# Given instruction
Repeat the entire listing exactly.

Data records
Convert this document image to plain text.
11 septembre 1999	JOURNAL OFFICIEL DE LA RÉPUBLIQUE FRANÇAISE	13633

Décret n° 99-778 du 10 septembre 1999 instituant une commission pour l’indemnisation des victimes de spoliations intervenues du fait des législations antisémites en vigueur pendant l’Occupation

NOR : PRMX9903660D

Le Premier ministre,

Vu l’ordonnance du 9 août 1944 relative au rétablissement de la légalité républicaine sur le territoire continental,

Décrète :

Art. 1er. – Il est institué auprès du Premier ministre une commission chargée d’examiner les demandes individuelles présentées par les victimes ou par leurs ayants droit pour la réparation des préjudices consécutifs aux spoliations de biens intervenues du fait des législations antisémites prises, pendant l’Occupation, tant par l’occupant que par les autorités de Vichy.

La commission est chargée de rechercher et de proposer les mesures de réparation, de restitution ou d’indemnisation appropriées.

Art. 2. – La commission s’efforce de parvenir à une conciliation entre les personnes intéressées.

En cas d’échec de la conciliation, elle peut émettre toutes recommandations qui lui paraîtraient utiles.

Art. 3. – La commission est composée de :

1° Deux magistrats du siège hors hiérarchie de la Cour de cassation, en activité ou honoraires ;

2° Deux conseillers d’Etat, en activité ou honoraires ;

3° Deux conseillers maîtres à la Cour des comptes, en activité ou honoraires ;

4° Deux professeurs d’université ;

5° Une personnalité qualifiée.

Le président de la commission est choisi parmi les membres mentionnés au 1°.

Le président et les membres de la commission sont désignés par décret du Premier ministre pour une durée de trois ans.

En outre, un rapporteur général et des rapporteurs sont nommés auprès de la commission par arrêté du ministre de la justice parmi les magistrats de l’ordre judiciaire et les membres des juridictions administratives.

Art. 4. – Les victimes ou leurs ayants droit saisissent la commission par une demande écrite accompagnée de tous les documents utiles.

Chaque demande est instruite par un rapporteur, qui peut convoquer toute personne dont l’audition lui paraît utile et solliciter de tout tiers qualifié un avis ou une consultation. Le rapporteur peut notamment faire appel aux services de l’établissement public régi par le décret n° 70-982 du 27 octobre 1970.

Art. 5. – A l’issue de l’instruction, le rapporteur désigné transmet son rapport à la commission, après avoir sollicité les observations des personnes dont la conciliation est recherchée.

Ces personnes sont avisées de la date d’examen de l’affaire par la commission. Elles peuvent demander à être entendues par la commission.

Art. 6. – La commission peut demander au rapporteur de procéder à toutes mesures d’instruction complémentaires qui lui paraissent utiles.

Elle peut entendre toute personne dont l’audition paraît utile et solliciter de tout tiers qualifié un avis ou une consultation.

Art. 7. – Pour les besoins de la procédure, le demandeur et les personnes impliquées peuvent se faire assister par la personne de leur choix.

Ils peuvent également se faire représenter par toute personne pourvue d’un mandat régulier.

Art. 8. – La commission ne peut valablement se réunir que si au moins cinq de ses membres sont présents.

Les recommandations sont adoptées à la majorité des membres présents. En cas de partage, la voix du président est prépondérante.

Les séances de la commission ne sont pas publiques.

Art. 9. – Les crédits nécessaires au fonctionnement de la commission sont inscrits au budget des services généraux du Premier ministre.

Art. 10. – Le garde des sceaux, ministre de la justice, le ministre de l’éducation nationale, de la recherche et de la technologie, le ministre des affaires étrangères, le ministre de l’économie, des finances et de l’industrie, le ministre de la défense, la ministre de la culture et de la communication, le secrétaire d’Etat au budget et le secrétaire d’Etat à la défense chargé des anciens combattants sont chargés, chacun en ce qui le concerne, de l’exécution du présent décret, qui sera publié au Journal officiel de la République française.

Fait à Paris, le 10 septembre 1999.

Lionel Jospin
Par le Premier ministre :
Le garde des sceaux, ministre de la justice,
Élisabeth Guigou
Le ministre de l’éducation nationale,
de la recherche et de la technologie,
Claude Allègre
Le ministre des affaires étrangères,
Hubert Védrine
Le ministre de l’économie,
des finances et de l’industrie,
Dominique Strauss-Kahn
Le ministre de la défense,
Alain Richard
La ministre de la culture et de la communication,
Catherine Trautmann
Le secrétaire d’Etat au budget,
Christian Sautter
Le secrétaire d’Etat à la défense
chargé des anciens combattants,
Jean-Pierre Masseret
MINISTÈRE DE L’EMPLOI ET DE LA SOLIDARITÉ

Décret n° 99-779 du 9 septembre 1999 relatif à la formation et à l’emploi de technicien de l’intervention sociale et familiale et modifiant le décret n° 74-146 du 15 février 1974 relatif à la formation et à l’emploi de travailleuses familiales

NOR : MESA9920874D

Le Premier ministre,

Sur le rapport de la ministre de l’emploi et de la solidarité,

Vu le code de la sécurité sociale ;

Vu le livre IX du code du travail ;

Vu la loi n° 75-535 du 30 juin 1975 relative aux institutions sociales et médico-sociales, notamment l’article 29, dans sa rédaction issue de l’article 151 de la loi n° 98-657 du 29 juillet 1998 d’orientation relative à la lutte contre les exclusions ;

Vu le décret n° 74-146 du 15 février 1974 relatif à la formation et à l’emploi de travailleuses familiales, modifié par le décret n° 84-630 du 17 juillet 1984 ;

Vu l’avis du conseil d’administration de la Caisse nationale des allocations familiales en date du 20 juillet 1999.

# Reply
Convert this document image to plain text.
11 septembre 1999	JOURNAL OFFICIEL DE LA RÉPUBLIQUE FRANÇAISE	13633

Décret n° 99-778 du 10 septembre 1999 instituant une commission pour l’indemnisation des victimes de spoliations intervenues du fait des législations antisémites en vigueur pendant l’Occupation

NOR : PRMX9903660D

Le Premier ministre,

Vu l’ordonnance du 9 août 1944 relative au rétablissement de la légalité républicaine sur le territoire continental,

Décrète :

Art. 1er. – Il est institué auprès du Premier ministre une commission chargée d’examiner les demandes individuelles présentées par les victimes ou par leurs ayants droit pour la réparation des préjudices consécutifs aux spoliations de biens intervenues du fait des législations antisémites prises, pendant l’Occupation, tant par l’occupant que par les autorités de Vichy.

La commission est chargée de rechercher et de proposer les mesures de réparation, de restitution ou d’indemnisation appropriées.

Art. 2. – La commission s’efforce de parvenir à une conciliation entre les personnes intéressées.

En cas d’échec de la conciliation, elle peut émettre toutes recommandations qui lui paraîtraient utiles.

Art. 3. – La commission est composée de :

1° Deux magistrats du siège hors hiérarchie de la Cour de cassation, en activité ou honoraires ;

2° Deux conseillers d’Etat, en activité ou honoraires ;

3° Deux conseillers maîtres à la Cour des comptes, en activité ou honoraires ;

4° Deux professeurs d’université ;

5° Une personnalité qualifiée.

Le président de la commission est choisi parmi les membres mentionnés au 1°.

Le président et les membres de la commission sont désignés par décret du Premier ministre pour une durée de trois ans.

En outre, un rapporteur général et des rapporteurs sont nommés auprès de la commission par arrêté du ministre de la justice parmi les magistrats de l’ordre judiciaire et les membres des juridictions administratives.

Art. 4. – Les victimes ou leurs ayants droit saisissent la commission par une demande écrite accompagnée de tous les documents utiles.

Chaque demande est instruite par un rapporteur, qui peut convoquer toute personne dont l’audition lui paraît utile et solliciter de tout tiers qualifié un avis ou une consultation. Le rapporteur peut notamment faire appel aux services de l’établissement public régi par le décret n° 70-982 du 27 octobre 1970.

Art. 5. – A l’issue de l’instruction, le rapporteur désigné transmet son rapport à la commission, après avoir sollicité les observations des personnes dont la conciliation est recherchée.

Ces personnes sont avisées de la date d’examen de l’affaire par la commission. Elles peuvent demander à être entendues par la commission.

Art. 6. – La commission peut demander au rapporteur de procéder à toutes mesures d’instruction complémentaires qui lui paraissent utiles.

Elle peut entendre toute personne dont l’audition paraît utile et solliciter de tout tiers qualifié un avis ou une consultation.

Art. 7. – Pour les besoins de la procédure, le demandeur et les personnes impliquées peuvent se faire assister par la personne de leur choix.

Ils peuvent également se faire représenter par toute personne pourvue d’un mandat régulier.

Art. 8. – La commission ne peut valablement se réunir que si au moins cinq de ses membres sont présents.

Les recommandations sont adoptées à la majorité des membres présents. En cas de partage, la voix du président est prépondérante.

Les séances de la commission ne sont pas publiques.

Art. 9. – Les crédits nécessaires au fonctionnement de la commission sont inscrits au budget des services généraux du Premier ministre.

Art. 10. – Le garde des sceaux, ministre de la justice, le ministre de l’éducation nationale, de la recherche et de la technologie, le ministre des affaires étrangères, le ministre de l’économie, des finances et de l’industrie, le ministre de la défense, la ministre de la culture et de la communication, le secrétaire d’Etat au budget et le secrétaire d’Etat à la défense chargé des anciens combattants sont chargés, chacun en ce qui le concerne, de l’exécution du présent décret, qui sera publié au Journal officiel de la République française.

Fait à Paris, le 10 septembre 1999.

Lionel Jospin
Par le Premier ministre :
Le garde des sceaux, ministre de la justice,
Élisabeth Guigou
Le ministre de l’éducation nationale,
de la recherche et de la technologie,
Claude Allègre
Le ministre des affaires étrangères,
Hubert Védrine
Le ministre de l’économie,
des finances et de l’industrie,
Dominique Strauss-Kahn
Le ministre de la défense,
Alain Richard
La ministre de la culture et de la communication,
Catherine Trautmann
Le secrétaire d’Etat au budget,
Christian Sautter
Le secrétaire d’Etat à la défense
chargé des anciens combattants,
Jean-Pierre Masseret
MINISTÈRE DE L’EMPLOI ET DE LA SOLIDARITÉ

Décret n° 99-779 du 9 septembre 1999 relatif à la formation et à l’emploi de technicien de l’intervention sociale et familiale et modifiant le décret n° 74-146 du 15 février 1974 relatif à la formation et à l’emploi de travailleuses familiales

NOR : MESA9920874D

Le Premier ministre,

Sur le rapport de la ministre de l’emploi et de la solidarité,

Vu le code de la sécurité sociale ;

Vu le livre IX du code du travail ;

Vu la loi n° 75-535 du 30 juin 1975 relative aux institutions sociales et médico-sociales, notamment l’article 29, dans sa rédaction issue de l’article 151 de la loi n° 98-657 du 29 juillet 1998 d’orientation relative à la lutte contre les exclusions ;

Vu le décret n° 74-146 du 15 février 1974 relatif à la formation et à l’emploi de travailleuses familiales, modifié par le décret n° 84-630 du 17 juillet 1984 ;

Vu l’avis du conseil d’administration de la Caisse nationale des allocations familiales en date du 20 juillet 1999.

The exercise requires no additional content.